GIVEN DATA ::

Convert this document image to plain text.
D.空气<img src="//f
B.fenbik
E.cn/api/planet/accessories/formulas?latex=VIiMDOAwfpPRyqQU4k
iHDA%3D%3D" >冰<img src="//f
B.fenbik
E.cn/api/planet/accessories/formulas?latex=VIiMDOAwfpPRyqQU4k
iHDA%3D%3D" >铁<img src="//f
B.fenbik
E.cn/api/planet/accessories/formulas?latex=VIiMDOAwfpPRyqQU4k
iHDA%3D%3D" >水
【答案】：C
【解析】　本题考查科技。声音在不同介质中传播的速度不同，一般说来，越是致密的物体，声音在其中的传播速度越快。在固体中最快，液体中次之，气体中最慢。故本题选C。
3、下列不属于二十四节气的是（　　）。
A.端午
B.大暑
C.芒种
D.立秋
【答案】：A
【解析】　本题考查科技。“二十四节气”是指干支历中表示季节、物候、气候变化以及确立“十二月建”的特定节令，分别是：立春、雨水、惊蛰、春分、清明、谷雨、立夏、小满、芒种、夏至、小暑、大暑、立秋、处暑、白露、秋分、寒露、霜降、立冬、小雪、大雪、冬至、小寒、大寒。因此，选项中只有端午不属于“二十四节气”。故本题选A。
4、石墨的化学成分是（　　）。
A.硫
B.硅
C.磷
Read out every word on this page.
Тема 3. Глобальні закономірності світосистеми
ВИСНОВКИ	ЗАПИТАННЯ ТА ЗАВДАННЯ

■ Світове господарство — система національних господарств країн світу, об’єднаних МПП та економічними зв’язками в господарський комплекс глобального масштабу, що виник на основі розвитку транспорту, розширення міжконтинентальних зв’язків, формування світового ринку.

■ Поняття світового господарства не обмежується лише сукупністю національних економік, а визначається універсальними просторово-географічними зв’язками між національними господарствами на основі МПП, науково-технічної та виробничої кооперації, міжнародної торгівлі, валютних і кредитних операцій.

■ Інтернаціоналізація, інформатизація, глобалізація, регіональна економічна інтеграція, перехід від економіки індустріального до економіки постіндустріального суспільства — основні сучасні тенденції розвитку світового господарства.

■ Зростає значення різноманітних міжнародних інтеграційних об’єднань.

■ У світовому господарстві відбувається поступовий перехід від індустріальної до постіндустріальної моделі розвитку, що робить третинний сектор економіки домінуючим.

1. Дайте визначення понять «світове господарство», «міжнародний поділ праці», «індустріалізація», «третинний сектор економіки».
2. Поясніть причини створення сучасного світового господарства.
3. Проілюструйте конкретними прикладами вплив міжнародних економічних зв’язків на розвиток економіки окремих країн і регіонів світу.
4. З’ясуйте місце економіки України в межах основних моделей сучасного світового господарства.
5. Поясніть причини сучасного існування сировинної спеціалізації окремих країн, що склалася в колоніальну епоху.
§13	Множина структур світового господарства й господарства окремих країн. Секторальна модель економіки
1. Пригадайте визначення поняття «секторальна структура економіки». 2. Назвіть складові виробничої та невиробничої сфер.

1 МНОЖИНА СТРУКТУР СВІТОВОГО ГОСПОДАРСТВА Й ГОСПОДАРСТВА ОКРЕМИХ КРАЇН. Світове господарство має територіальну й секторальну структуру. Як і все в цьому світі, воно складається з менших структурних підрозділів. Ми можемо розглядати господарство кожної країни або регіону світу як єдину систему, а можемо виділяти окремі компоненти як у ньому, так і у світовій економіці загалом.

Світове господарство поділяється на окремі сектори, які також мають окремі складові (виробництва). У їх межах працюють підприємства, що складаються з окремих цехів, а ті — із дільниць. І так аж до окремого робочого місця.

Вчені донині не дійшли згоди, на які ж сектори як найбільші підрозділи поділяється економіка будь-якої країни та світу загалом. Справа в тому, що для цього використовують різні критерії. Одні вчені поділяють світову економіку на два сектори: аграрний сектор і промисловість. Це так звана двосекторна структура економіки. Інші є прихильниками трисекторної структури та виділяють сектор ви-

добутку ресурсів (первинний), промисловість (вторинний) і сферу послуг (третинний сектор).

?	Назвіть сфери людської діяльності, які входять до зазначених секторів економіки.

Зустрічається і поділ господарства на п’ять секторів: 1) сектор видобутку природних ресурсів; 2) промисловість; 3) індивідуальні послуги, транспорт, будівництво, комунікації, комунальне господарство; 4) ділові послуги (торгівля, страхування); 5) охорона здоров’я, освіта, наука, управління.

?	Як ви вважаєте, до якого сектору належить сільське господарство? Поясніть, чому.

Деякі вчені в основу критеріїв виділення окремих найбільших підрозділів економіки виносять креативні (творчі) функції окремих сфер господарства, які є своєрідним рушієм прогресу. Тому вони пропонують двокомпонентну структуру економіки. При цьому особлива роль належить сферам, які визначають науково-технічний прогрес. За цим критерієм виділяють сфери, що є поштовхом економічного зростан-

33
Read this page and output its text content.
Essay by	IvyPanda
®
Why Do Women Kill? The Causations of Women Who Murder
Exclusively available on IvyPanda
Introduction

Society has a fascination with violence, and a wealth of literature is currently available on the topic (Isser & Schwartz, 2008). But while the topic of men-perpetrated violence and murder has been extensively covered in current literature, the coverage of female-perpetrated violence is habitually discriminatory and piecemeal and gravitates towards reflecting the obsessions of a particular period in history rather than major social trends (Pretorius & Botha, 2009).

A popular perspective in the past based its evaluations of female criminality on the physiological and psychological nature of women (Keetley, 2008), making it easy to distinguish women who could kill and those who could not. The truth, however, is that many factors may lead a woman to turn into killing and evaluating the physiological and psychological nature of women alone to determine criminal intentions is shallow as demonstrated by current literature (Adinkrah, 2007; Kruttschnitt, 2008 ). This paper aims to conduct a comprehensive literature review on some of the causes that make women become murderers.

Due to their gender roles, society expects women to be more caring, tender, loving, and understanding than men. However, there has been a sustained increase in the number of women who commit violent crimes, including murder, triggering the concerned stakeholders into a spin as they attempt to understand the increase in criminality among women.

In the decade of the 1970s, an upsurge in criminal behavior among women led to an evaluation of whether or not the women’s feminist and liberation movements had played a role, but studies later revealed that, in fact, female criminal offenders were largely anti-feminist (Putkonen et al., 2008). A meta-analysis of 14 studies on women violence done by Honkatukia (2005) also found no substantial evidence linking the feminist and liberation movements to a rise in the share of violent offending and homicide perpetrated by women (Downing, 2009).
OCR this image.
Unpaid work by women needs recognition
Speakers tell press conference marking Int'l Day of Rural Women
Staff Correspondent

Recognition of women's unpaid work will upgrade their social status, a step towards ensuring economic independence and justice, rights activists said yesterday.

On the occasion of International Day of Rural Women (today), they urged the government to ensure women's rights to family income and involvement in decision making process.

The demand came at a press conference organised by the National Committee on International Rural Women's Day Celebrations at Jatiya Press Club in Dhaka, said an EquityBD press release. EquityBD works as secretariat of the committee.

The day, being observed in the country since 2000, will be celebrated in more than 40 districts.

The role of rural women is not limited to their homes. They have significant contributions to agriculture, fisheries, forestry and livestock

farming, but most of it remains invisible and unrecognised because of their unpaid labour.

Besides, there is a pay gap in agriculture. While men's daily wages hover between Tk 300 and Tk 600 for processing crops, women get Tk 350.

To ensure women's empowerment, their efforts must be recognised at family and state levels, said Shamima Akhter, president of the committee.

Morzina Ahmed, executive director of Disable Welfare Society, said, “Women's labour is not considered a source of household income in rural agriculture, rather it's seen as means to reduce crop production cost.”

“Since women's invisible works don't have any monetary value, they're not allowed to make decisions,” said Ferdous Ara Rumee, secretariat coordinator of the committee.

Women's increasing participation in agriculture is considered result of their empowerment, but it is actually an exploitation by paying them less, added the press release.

EXERCISE ::
Your task is to print all of the records exactly.

EXERCISE OUTPUT ::
Convert this document image to plain text.
D.空气<img src="//f
B.fenbik
E.cn/api/planet/accessories/formulas?latex=VIiMDOAwfpPRyqQU4k
iHDA%3D%3D" >冰<img src="//f
B.fenbik
E.cn/api/planet/accessories/formulas?latex=VIiMDOAwfpPRyqQU4k
iHDA%3D%3D" >铁<img src="//f
B.fenbik
E.cn/api/planet/accessories/formulas?latex=VIiMDOAwfpPRyqQU4k
iHDA%3D%3D" >水
【答案】：C
【解析】　本题考查科技。声音在不同介质中传播的速度不同，一般说来，越是致密的物体，声音在其中的传播速度越快。在固体中最快，液体中次之，气体中最慢。故本题选C。
3、下列不属于二十四节气的是（　　）。
A.端午
B.大暑
C.芒种
D.立秋
【答案】：A
【解析】　本题考查科技。“二十四节气”是指干支历中表示季节、物候、气候变化以及确立“十二月建”的特定节令，分别是：立春、雨水、惊蛰、春分、清明、谷雨、立夏、小满、芒种、夏至、小暑、大暑、立秋、处暑、白露、秋分、寒露、霜降、立冬、小雪、大雪、冬至、小寒、大寒。因此，选项中只有端午不属于“二十四节气”。故本题选A。
4、石墨的化学成分是（　　）。
A.硫
B.硅
C.磷
Read out every word on this page.
Тема 3. Глобальні закономірності світосистеми
ВИСНОВКИ	ЗАПИТАННЯ ТА ЗАВДАННЯ

■ Світове господарство — система національних господарств країн світу, об’єднаних МПП та економічними зв’язками в господарський комплекс глобального масштабу, що виник на основі розвитку транспорту, розширення міжконтинентальних зв’язків, формування світового ринку.

■ Поняття світового господарства не обмежується лише сукупністю національних економік, а визначається універсальними просторово-географічними зв’язками між національними господарствами на основі МПП, науково-технічної та виробничої кооперації, міжнародної торгівлі, валютних і кредитних операцій.

■ Інтернаціоналізація, інформатизація, глобалізація, регіональна економічна інтеграція, перехід від економіки індустріального до економіки постіндустріального суспільства — основні сучасні тенденції розвитку світового господарства.

■ Зростає значення різноманітних міжнародних інтеграційних об’єднань.

■ У світовому господарстві відбувається поступовий перехід від індустріальної до постіндустріальної моделі розвитку, що робить третинний сектор економіки домінуючим.

1. Дайте визначення понять «світове господарство», «міжнародний поділ праці», «індустріалізація», «третинний сектор економіки».
2. Поясніть причини створення сучасного світового господарства.
3. Проілюструйте конкретними прикладами вплив міжнародних економічних зв’язків на розвиток економіки окремих країн і регіонів світу.
4. З’ясуйте місце економіки України в межах основних моделей сучасного світового господарства.
5. Поясніть причини сучасного існування сировинної спеціалізації окремих країн, що склалася в колоніальну епоху.
§13	Множина структур світового господарства й господарства окремих країн. Секторальна модель економіки
1. Пригадайте визначення поняття «секторальна структура економіки». 2. Назвіть складові виробничої та невиробничої сфер.

1 МНОЖИНА СТРУКТУР СВІТОВОГО ГОСПОДАРСТВА Й ГОСПОДАРСТВА ОКРЕМИХ КРАЇН. Світове господарство має територіальну й секторальну структуру. Як і все в цьому світі, воно складається з менших структурних підрозділів. Ми можемо розглядати господарство кожної країни або регіону світу як єдину систему, а можемо виділяти окремі компоненти як у ньому, так і у світовій економіці загалом.

Світове господарство поділяється на окремі сектори, які також мають окремі складові (виробництва). У їх межах працюють підприємства, що складаються з окремих цехів, а ті — із дільниць. І так аж до окремого робочого місця.

Вчені донині не дійшли згоди, на які ж сектори як найбільші підрозділи поділяється економіка будь-якої країни та світу загалом. Справа в тому, що для цього використовують різні критерії. Одні вчені поділяють світову економіку на два сектори: аграрний сектор і промисловість. Це так звана двосекторна структура економіки. Інші є прихильниками трисекторної структури та виділяють сектор ви-

добутку ресурсів (первинний), промисловість (вторинний) і сферу послуг (третинний сектор).

?	Назвіть сфери людської діяльності, які входять до зазначених секторів економіки.

Зустрічається і поділ господарства на п’ять секторів: 1) сектор видобутку природних ресурсів; 2) промисловість; 3) індивідуальні послуги, транспорт, будівництво, комунікації, комунальне господарство; 4) ділові послуги (торгівля, страхування); 5) охорона здоров’я, освіта, наука, управління.

?	Як ви вважаєте, до якого сектору належить сільське господарство? Поясніть, чому.

Деякі вчені в основу критеріїв виділення окремих найбільших підрозділів економіки виносять креативні (творчі) функції окремих сфер господарства, які є своєрідним рушієм прогресу. Тому вони пропонують двокомпонентну структуру економіки. При цьому особлива роль належить сферам, які визначають науково-технічний прогрес. За цим критерієм виділяють сфери, що є поштовхом економічного зростан-

33
Read this page and output its text content.
Essay by	IvyPanda
®
Why Do Women Kill? The Causations of Women Who Murder
Exclusively available on IvyPanda
Introduction

Society has a fascination with violence, and a wealth of literature is currently available on the topic (Isser & Schwartz, 2008). But while the topic of men-perpetrated violence and murder has been extensively covered in current literature, the coverage of female-perpetrated violence is habitually discriminatory and piecemeal and gravitates towards reflecting the obsessions of a particular period in history rather than major social trends (Pretorius & Botha, 2009).

A popular perspective in the past based its evaluations of female criminality on the physiological and psychological nature of women (Keetley, 2008), making it easy to distinguish women who could kill and those who could not. The truth, however, is that many factors may lead a woman to turn into killing and evaluating the physiological and psychological nature of women alone to determine criminal intentions is shallow as demonstrated by current literature (Adinkrah, 2007; Kruttschnitt, 2008 ). This paper aims to conduct a comprehensive literature review on some of the causes that make women become murderers.

Due to their gender roles, society expects women to be more caring, tender, loving, and understanding than men. However, there has been a sustained increase in the number of women who commit violent crimes, including murder, triggering the concerned stakeholders into a spin as they attempt to understand the increase in criminality among women.

In the decade of the 1970s, an upsurge in criminal behavior among women led to an evaluation of whether or not the women’s feminist and liberation movements had played a role, but studies later revealed that, in fact, female criminal offenders were largely anti-feminist (Putkonen et al., 2008). A meta-analysis of 14 studies on women violence done by Honkatukia (2005) also found no substantial evidence linking the feminist and liberation movements to a rise in the share of violent offending and homicide perpetrated by women (Downing, 2009).
OCR this image.
Unpaid work by women needs recognition
Speakers tell press conference marking Int'l Day of Rural Women
Staff Correspondent

Recognition of women's unpaid work will upgrade their social status, a step towards ensuring economic independence and justice, rights activists said yesterday.

On the occasion of International Day of Rural Women (today), they urged the government to ensure women's rights to family income and involvement in decision making process.

The demand came at a press conference organised by the National Committee on International Rural Women's Day Celebrations at Jatiya Press Club in Dhaka, said an EquityBD press release. EquityBD works as secretariat of the committee.

The day, being observed in the country since 2000, will be celebrated in more than 40 districts.

The role of rural women is not limited to their homes. They have significant contributions to agriculture, fisheries, forestry and livestock

farming, but most of it remains invisible and unrecognised because of their unpaid labour.

Besides, there is a pay gap in agriculture. While men's daily wages hover between Tk 300 and Tk 600 for processing crops, women get Tk 350.

To ensure women's empowerment, their efforts must be recognised at family and state levels, said Shamima Akhter, president of the committee.

Morzina Ahmed, executive director of Disable Welfare Society, said, “Women's labour is not considered a source of household income in rural agriculture, rather it's seen as means to reduce crop production cost.”

“Since women's invisible works don't have any monetary value, they're not allowed to make decisions,” said Ferdous Ara Rumee, secretariat coordinator of the committee.

Women's increasing participation in agriculture is considered result of their empowerment, but it is actually an exploitation by paying them less, added the press release.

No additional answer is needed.